* _Stated goal_
Collect each line of the entries that holds the string "data".

-----

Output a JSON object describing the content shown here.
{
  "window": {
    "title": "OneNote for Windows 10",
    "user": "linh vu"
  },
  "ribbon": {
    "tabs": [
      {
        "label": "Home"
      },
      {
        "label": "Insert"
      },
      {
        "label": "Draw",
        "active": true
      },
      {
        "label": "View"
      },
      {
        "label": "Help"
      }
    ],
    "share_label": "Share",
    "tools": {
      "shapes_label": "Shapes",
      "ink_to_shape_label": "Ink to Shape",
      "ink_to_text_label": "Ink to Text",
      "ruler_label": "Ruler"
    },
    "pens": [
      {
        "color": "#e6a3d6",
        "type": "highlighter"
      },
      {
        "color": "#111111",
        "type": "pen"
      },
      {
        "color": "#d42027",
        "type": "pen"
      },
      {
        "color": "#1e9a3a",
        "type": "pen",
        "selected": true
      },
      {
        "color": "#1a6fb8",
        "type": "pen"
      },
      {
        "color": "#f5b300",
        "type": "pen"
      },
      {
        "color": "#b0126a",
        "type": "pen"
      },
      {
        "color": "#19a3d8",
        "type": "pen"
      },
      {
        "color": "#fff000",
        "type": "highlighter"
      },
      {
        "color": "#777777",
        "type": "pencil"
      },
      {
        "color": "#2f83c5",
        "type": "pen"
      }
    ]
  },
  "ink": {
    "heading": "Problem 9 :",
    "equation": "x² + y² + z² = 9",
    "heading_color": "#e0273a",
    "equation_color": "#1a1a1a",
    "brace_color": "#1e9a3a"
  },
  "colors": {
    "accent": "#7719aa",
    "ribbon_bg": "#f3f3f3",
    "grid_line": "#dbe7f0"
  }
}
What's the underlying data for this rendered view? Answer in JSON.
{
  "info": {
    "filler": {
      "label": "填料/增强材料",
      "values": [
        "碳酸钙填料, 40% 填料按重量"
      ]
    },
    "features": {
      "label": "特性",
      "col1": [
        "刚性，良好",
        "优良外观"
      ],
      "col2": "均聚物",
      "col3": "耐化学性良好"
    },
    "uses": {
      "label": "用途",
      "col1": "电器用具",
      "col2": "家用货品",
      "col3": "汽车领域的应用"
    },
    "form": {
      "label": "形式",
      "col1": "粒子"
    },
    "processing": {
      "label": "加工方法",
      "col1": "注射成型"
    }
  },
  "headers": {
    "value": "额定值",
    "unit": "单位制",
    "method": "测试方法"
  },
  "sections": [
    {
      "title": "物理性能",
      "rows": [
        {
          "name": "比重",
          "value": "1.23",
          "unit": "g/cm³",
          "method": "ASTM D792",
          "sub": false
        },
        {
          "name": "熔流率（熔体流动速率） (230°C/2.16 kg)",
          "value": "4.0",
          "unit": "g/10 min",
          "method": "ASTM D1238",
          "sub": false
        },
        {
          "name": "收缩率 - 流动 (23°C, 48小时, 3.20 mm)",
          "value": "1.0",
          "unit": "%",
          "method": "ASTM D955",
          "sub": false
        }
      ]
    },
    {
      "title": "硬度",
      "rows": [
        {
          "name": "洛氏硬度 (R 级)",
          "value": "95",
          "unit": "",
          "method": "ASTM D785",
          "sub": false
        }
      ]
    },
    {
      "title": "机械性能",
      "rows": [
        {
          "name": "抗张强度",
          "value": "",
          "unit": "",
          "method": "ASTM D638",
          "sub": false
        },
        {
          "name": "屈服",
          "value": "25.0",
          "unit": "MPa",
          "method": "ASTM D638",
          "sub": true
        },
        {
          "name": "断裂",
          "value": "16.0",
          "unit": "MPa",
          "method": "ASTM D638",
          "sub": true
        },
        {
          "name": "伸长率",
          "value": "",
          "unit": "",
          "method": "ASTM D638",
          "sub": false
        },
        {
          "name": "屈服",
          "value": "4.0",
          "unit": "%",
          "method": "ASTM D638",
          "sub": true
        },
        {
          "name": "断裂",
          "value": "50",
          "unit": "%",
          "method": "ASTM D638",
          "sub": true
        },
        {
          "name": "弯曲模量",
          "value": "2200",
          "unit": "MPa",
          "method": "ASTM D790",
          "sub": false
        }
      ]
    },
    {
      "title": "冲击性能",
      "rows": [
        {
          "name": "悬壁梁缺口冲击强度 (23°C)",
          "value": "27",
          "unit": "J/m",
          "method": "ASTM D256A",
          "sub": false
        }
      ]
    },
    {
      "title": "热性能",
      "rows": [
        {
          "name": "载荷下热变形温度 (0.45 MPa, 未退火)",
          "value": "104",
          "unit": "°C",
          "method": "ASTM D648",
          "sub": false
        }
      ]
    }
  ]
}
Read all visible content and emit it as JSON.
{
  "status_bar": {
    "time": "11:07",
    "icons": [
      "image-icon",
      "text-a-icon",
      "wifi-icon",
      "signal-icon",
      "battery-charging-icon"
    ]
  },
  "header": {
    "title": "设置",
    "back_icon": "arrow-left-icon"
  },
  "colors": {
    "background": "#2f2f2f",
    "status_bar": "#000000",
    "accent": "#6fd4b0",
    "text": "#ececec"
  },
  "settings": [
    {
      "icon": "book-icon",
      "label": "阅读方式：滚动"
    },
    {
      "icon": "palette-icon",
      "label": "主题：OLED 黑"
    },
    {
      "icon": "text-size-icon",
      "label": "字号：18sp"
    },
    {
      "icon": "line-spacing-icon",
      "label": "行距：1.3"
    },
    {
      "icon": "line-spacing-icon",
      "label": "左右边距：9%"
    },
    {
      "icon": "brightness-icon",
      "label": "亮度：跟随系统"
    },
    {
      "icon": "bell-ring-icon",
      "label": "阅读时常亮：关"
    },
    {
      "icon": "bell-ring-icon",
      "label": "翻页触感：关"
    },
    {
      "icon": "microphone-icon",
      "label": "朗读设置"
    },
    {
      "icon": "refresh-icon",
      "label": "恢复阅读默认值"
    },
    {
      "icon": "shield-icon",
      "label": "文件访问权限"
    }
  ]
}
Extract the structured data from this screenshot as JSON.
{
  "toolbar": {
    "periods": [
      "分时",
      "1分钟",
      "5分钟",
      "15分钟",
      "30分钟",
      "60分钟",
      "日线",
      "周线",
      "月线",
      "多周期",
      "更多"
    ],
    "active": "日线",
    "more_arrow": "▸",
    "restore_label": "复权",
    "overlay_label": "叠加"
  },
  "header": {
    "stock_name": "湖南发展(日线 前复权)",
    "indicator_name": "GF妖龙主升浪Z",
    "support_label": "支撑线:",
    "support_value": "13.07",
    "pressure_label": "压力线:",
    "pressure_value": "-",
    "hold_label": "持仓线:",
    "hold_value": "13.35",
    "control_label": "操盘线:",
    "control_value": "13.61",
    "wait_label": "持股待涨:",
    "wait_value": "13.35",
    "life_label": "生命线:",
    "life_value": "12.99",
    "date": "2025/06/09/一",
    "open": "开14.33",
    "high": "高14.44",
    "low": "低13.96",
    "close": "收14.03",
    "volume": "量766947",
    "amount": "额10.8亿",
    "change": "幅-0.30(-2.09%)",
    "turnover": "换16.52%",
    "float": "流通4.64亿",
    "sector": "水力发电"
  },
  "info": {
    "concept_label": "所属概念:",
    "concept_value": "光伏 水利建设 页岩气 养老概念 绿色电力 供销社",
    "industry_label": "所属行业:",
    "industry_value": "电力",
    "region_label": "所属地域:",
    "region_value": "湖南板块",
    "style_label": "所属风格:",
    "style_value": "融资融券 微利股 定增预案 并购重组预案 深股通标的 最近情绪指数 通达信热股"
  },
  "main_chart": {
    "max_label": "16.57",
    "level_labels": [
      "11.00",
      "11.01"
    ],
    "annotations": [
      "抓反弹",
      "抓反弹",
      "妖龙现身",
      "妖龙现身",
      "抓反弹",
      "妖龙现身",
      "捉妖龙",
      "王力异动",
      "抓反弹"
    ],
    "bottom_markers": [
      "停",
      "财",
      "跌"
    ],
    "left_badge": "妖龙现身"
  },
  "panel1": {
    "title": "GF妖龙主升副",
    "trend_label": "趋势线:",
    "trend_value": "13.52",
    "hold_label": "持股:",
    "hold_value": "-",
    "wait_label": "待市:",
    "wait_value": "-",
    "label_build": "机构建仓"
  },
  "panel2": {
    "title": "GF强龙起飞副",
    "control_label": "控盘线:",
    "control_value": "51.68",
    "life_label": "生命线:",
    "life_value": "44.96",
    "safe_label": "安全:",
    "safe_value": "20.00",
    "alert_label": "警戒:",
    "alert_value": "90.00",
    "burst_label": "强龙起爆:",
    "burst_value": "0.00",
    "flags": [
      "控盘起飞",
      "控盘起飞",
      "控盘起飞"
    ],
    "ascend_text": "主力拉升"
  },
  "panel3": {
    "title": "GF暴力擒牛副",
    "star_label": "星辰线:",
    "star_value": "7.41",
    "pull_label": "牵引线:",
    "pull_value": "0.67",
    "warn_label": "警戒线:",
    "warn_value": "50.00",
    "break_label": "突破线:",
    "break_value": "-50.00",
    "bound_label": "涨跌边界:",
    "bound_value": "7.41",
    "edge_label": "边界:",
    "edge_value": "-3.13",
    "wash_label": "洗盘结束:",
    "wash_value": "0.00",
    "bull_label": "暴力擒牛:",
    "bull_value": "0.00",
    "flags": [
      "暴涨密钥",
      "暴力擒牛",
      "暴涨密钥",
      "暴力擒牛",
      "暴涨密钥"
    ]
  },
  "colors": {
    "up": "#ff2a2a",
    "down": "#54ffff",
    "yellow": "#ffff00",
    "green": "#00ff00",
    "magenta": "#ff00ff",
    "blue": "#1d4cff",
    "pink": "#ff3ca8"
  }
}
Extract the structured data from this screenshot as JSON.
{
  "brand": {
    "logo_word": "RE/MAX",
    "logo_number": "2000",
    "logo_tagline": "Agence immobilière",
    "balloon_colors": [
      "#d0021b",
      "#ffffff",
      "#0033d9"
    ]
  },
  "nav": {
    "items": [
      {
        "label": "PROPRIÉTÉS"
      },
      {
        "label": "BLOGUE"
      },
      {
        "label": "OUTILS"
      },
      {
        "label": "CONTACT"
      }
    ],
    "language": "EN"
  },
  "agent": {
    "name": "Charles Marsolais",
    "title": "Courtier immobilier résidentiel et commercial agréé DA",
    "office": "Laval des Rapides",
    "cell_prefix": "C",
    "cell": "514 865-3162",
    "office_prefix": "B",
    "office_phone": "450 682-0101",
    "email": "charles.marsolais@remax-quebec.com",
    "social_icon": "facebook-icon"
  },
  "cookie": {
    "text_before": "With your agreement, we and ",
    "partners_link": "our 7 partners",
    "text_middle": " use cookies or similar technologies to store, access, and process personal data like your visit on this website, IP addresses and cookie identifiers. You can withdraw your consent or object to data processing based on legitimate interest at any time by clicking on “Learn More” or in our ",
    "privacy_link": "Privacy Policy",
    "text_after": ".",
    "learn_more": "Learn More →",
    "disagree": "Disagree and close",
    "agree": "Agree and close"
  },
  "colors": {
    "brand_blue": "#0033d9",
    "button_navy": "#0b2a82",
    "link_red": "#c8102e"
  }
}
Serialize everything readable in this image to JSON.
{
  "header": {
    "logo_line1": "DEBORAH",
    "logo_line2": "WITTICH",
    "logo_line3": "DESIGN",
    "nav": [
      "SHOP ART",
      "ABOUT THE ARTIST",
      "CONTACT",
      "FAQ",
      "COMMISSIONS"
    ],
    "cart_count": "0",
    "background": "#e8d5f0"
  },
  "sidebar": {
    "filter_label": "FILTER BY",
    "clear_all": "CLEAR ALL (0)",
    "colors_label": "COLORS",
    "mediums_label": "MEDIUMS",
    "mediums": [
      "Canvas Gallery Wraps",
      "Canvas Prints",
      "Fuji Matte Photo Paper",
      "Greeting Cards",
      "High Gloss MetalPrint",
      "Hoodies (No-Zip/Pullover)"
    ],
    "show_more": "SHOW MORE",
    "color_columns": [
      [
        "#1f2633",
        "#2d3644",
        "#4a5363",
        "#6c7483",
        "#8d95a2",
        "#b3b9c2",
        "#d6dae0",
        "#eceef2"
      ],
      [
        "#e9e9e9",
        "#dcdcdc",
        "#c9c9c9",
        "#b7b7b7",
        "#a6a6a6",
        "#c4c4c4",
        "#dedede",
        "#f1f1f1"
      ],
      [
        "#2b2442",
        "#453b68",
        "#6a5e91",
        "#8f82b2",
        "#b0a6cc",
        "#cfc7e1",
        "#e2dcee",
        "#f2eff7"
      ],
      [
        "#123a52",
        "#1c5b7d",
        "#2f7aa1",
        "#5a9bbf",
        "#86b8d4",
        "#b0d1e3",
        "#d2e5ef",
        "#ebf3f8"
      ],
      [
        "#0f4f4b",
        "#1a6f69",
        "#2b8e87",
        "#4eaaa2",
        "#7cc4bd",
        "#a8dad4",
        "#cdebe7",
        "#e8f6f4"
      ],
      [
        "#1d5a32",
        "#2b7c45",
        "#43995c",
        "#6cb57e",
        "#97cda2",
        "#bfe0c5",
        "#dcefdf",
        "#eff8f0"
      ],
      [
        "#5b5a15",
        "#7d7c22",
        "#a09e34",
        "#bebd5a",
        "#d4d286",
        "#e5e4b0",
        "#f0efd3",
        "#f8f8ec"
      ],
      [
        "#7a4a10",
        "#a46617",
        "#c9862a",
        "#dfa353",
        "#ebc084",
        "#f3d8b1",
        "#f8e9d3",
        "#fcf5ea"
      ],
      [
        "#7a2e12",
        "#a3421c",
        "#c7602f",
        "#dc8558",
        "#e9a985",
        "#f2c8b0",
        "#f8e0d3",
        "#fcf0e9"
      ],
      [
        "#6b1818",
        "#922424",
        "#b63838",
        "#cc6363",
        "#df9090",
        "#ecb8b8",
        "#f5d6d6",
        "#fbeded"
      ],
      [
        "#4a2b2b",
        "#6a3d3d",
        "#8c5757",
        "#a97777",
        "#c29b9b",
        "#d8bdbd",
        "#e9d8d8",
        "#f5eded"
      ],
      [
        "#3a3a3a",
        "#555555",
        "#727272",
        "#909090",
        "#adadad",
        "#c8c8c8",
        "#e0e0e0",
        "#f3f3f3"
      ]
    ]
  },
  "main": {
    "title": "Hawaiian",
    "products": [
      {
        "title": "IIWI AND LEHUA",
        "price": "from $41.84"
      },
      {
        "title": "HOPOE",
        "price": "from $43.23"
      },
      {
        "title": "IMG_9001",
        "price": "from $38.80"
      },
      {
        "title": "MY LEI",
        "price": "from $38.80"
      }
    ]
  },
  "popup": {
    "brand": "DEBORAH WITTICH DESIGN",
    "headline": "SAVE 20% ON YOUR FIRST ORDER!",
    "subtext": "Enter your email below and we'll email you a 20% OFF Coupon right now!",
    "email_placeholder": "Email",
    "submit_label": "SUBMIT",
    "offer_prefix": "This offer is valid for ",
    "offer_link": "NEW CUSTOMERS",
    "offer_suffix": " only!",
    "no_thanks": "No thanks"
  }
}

-----

* _Task answer_
What's the underlying data for this rendered view? Answer in JSON.
Extract the structured data from this screenshot as JSON.
Extract the structured data from this screenshot as JSON.
    "text_middle": " use cookies or similar technologies to store, access, and process personal data like your visit on this website, IP addresses and cookie identifiers. You can withdraw your consent or object to data processing based on legitimate interest at any time by clicking on “Learn More” or in our ",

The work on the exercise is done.